→ Dataset records:

------------------------------------------------------------

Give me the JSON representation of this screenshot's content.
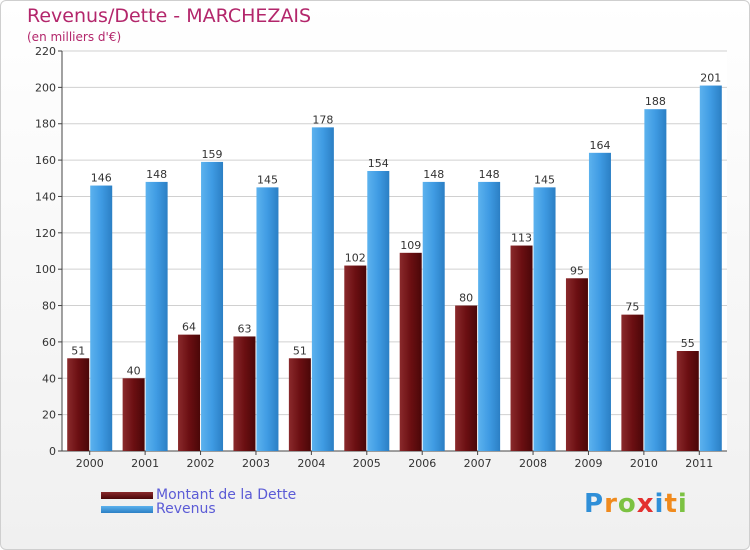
{
  "header": {
    "title": "Revenus/Dette - MARCHEZAIS",
    "subtitle": "(en milliers d'€)"
  },
  "legend": {
    "items": [
      {
        "label": "Montant de la Dette",
        "color": "#6b0f12"
      },
      {
        "label": "Revenus",
        "color": "#4aa3e6"
      }
    ]
  },
  "logo": {
    "text": "Proxiti",
    "letters": [
      "P",
      "r",
      "o",
      "x",
      "i",
      "t",
      "i"
    ],
    "colors": [
      "#2f8fd8",
      "#f08a1d",
      "#7cc242",
      "#e3302f",
      "#2f8fd8",
      "#f08a1d",
      "#7cc242"
    ]
  },
  "chart_data": {
    "type": "bar",
    "categories": [
      "2000",
      "2001",
      "2002",
      "2003",
      "2004",
      "2005",
      "2006",
      "2007",
      "2008",
      "2009",
      "2010",
      "2011"
    ],
    "series": [
      {
        "name": "Montant de la Dette",
        "values": [
          51,
          40,
          64,
          63,
          51,
          102,
          109,
          80,
          113,
          95,
          75,
          55
        ],
        "color": "#6b0f12"
      },
      {
        "name": "Revenus",
        "values": [
          146,
          148,
          159,
          145,
          178,
          154,
          148,
          148,
          145,
          164,
          188,
          201
        ],
        "color": "#4aa3e6"
      }
    ],
    "ylim": [
      0,
      220
    ],
    "yticks": [
      0,
      20,
      40,
      60,
      80,
      100,
      120,
      140,
      160,
      180,
      200,
      220
    ],
    "grid": true,
    "title": "Revenus/Dette - MARCHEZAIS",
    "ylabel": "(en milliers d'€)",
    "legend_position": "bottom-left"
  }
}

------------------------------------------------------------

→ Objective:
From the records given above, reproduce all text exactly and exclude each picture.

→ Correct output:
Give me the JSON representation of this screenshot's content.
{
  "header": {
    "title": "Revenus/Dette - MARCHEZAIS",
    "subtitle": "(en milliers d'€)"
  },
  "legend": {
    "items": [
      {
        "label": "Montant de la Dette",
        "color": "#6b0f12"
      },
      {
        "label": "Revenus",
        "color": "#4aa3e6"
      }
    ]
  },
  "logo": {
    "text": "Proxiti",
    "letters": [
      "P",
      "r",
      "o",
      "x",
      "i",
      "t",
      "i"
    ],
    "colors": [
      "#2f8fd8",
      "#f08a1d",
      "#7cc242",
      "#e3302f",
      "#2f8fd8",
      "#f08a1d",
      "#7cc242"
    ]
  },
  "chart_data": {
    "type": "bar",
    "categories": [
      "2000",
      "2001",
      "2002",
      "2003",
      "2004",
      "2005",
      "2006",
      "2007",
      "2008",
      "2009",
      "2010",
      "2011"
    ],
    "series": [
      {
        "name": "Montant de la Dette",
        "values": [
          51,
          40,
          64,
          63,
          51,
          102,
          109,
          80,
          113,
          95,
          75,
          55
        ],
        "color": "#6b0f12"
      },
      {
        "name": "Revenus",
        "values": [
          146,
          148,
          159,
          145,
          178,
          154,
          148,
          148,
          145,
          164,
          188,
          201
        ],
        "color": "#4aa3e6"
      }
    ],
    "ylim": [
      0,
      220
    ],
    "yticks": [
      0,
      20,
      40,
      60,
      80,
      100,
      120,
      140,
      160,
      180,
      200,
      220
    ],
    "grid": true,
    "title": "Revenus/Dette - MARCHEZAIS",
    "ylabel": "(en milliers d'€)",
    "legend_position": "bottom-left"
  }
}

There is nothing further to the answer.